> _EXERCISE OBJECTIVE_
Reproduce all entries verbatim, with nothing added or dropped.

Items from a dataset
-.-.-

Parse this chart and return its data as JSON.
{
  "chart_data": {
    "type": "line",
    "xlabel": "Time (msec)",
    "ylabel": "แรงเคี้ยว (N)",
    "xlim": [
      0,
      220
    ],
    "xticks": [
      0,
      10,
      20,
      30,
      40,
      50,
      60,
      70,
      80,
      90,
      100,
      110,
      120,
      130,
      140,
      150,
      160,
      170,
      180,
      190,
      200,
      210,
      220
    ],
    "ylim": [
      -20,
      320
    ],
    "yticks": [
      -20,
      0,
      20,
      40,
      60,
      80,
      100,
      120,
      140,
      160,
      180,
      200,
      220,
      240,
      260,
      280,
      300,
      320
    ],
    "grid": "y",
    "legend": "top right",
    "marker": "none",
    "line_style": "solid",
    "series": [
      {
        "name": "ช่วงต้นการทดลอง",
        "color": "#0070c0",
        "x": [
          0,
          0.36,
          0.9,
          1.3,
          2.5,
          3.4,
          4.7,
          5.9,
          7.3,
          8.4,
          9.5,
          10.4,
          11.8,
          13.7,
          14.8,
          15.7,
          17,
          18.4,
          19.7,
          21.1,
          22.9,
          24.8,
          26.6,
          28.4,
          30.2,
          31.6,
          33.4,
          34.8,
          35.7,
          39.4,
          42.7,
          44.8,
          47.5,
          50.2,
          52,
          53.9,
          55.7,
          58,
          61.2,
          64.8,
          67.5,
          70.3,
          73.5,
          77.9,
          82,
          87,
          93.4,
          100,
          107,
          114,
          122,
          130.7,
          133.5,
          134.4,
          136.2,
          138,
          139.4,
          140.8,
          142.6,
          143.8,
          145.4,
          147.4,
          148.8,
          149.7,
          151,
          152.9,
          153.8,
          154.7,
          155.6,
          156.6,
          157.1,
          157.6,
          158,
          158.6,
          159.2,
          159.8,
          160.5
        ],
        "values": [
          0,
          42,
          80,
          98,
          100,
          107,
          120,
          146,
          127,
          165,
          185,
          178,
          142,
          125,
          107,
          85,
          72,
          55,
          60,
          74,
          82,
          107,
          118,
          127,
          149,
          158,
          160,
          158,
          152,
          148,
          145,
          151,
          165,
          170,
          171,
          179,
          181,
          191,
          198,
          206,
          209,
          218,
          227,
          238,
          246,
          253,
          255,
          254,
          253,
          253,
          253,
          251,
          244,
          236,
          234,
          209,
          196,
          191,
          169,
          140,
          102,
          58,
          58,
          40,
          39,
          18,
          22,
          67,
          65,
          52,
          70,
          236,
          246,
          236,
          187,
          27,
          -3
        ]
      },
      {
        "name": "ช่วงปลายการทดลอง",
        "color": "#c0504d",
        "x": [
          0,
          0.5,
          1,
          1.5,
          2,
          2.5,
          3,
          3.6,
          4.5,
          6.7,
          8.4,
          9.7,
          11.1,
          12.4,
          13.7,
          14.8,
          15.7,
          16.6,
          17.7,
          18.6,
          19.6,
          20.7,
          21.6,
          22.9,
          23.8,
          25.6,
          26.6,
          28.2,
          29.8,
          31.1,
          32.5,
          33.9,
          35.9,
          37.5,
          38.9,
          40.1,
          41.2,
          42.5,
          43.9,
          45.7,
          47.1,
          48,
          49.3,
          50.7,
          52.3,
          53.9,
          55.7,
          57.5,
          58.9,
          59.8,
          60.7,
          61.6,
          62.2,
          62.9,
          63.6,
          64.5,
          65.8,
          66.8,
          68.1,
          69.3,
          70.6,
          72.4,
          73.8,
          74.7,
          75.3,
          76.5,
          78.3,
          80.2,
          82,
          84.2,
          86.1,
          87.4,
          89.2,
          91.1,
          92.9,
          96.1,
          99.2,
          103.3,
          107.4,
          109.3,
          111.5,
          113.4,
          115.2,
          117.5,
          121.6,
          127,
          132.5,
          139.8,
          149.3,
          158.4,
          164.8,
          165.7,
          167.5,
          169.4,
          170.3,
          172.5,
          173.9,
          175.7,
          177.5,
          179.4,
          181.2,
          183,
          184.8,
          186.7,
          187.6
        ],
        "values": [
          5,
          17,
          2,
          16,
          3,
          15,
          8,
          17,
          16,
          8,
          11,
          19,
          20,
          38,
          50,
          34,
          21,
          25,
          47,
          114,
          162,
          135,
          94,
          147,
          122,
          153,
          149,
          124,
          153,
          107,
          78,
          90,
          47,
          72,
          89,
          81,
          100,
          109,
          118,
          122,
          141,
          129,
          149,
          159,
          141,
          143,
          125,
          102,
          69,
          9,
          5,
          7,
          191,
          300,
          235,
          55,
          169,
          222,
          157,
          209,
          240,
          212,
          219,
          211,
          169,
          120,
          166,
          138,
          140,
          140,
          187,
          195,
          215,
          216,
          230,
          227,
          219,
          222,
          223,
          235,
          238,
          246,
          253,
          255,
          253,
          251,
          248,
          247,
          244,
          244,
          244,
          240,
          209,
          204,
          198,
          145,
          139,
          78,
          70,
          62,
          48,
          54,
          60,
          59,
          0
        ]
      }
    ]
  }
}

-.-.-

> _THE RESULT_
Parse this chart and return its data as JSON.
{
  "chart_data": {
    "type": "line",
    "xlabel": "Time (msec)",
    "ylabel": "แรงเคี้ยว (N)",
    "xlim": [
      0,
      220
    ],
    "xticks": [
      0,
      10,
      20,
      30,
      40,
      50,
      60,
      70,
      80,
      90,
      100,
      110,
      120,
      130,
      140,
      150,
      160,
      170,
      180,
      190,
      200,
      210,
      220
    ],
    "ylim": [
      -20,
      320
    ],
    "yticks": [
      -20,
      0,
      20,
      40,
      60,
      80,
      100,
      120,
      140,
      160,
      180,
      200,
      220,
      240,
      260,
      280,
      300,
      320
    ],
    "grid": "y",
    "legend": "top right",
    "marker": "none",
    "line_style": "solid",
    "series": [
      {
        "name": "ช่วงต้นการทดลอง",
        "color": "#0070c0",
        "x": [
          0,
          0.36,
          0.9,
          1.3,
          2.5,
          3.4,
          4.7,
          5.9,
          7.3,
          8.4,
          9.5,
          10.4,
          11.8,
          13.7,
          14.8,
          15.7,
          17,
          18.4,
          19.7,
          21.1,
          22.9,
          24.8,
          26.6,
          28.4,
          30.2,
          31.6,
          33.4,
          34.8,
          35.7,
          39.4,
          42.7,
          44.8,
          47.5,
          50.2,
          52,
          53.9,
          55.7,
          58,
          61.2,
          64.8,
          67.5,
          70.3,
          73.5,
          77.9,
          82,
          87,
          93.4,
          100,
          107,
          114,
          122,
          130.7,
          133.5,
          134.4,
          136.2,
          138,
          139.4,
          140.8,
          142.6,
          143.8,
          145.4,
          147.4,
          148.8,
          149.7,
          151,
          152.9,
          153.8,
          154.7,
          155.6,
          156.6,
          157.1,
          157.6,
          158,
          158.6,
          159.2,
          159.8,
          160.5
        ],
        "values": [
          0,
          42,
          80,
          98,
          100,
          107,
          120,
          146,
          127,
          165,
          185,
          178,
          142,
          125,
          107,
          85,
          72,
          55,
          60,
          74,
          82,
          107,
          118,
          127,
          149,
          158,
          160,
          158,
          152,
          148,
          145,
          151,
          165,
          170,
          171,
          179,
          181,
          191,
          198,
          206,
          209,
          218,
          227,
          238,
          246,
          253,
          255,
          254,
          253,
          253,
          253,
          251,
          244,
          236,
          234,
          209,
          196,
          191,
          169,
          140,
          102,
          58,
          58,
          40,
          39,
          18,
          22,
          67,
          65,
          52,
          70,
          236,
          246,
          236,
          187,
          27,
          -3
        ]
      },
      {
        "name": "ช่วงปลายการทดลอง",
        "color": "#c0504d",
        "x": [
          0,
          0.5,
          1,
          1.5,
          2,
          2.5,
          3,
          3.6,
          4.5,
          6.7,
          8.4,
          9.7,
          11.1,
          12.4,
          13.7,
          14.8,
          15.7,
          16.6,
          17.7,
          18.6,
          19.6,
          20.7,
          21.6,
          22.9,
          23.8,
          25.6,
          26.6,
          28.2,
          29.8,
          31.1,
          32.5,
          33.9,
          35.9,
          37.5,
          38.9,
          40.1,
          41.2,
          42.5,
          43.9,
          45.7,
          47.1,
          48,
          49.3,
          50.7,
          52.3,
          53.9,
          55.7,
          57.5,
          58.9,
          59.8,
          60.7,
          61.6,
          62.2,
          62.9,
          63.6,
          64.5,
          65.8,
          66.8,
          68.1,
          69.3,
          70.6,
          72.4,
          73.8,
          74.7,
          75.3,
          76.5,
          78.3,
          80.2,
          82,
          84.2,
          86.1,
          87.4,
          89.2,
          91.1,
          92.9,
          96.1,
          99.2,
          103.3,
          107.4,
          109.3,
          111.5,
          113.4,
          115.2,
          117.5,
          121.6,
          127,
          132.5,
          139.8,
          149.3,
          158.4,
          164.8,
          165.7,
          167.5,
          169.4,
          170.3,
          172.5,
          173.9,
          175.7,
          177.5,
          179.4,
          181.2,
          183,
          184.8,
          186.7,
          187.6
        ],
        "values": [
          5,
          17,
          2,
          16,
          3,
          15,
          8,
          17,
          16,
          8,
          11,
          19,
          20,
          38,
          50,
          34,
          21,
          25,
          47,
          114,
          162,
          135,
          94,
          147,
          122,
          153,
          149,
          124,
          153,
          107,
          78,
          90,
          47,
          72,
          89,
          81,
          100,
          109,
          118,
          122,
          141,
          129,
          149,
          159,
          141,
          143,
          125,
          102,
          69,
          9,
          5,
          7,
          191,
          300,
          235,
          55,
          169,
          222,
          157,
          209,
          240,
          212,
          219,
          211,
          169,
          120,
          166,
          138,
          140,
          140,
          187,
          195,
          215,
          216,
          230,
          227,
          219,
          222,
          223,
          235,
          238,
          246,
          253,
          255,
          253,
          251,
          248,
          247,
          244,
          244,
          244,
          240,
          209,
          204,
          198,
          145,
          139,
          78,
          70,
          62,
          48,
          54,
          60,
          59,
          0
        ]
      }
    ]
  }
}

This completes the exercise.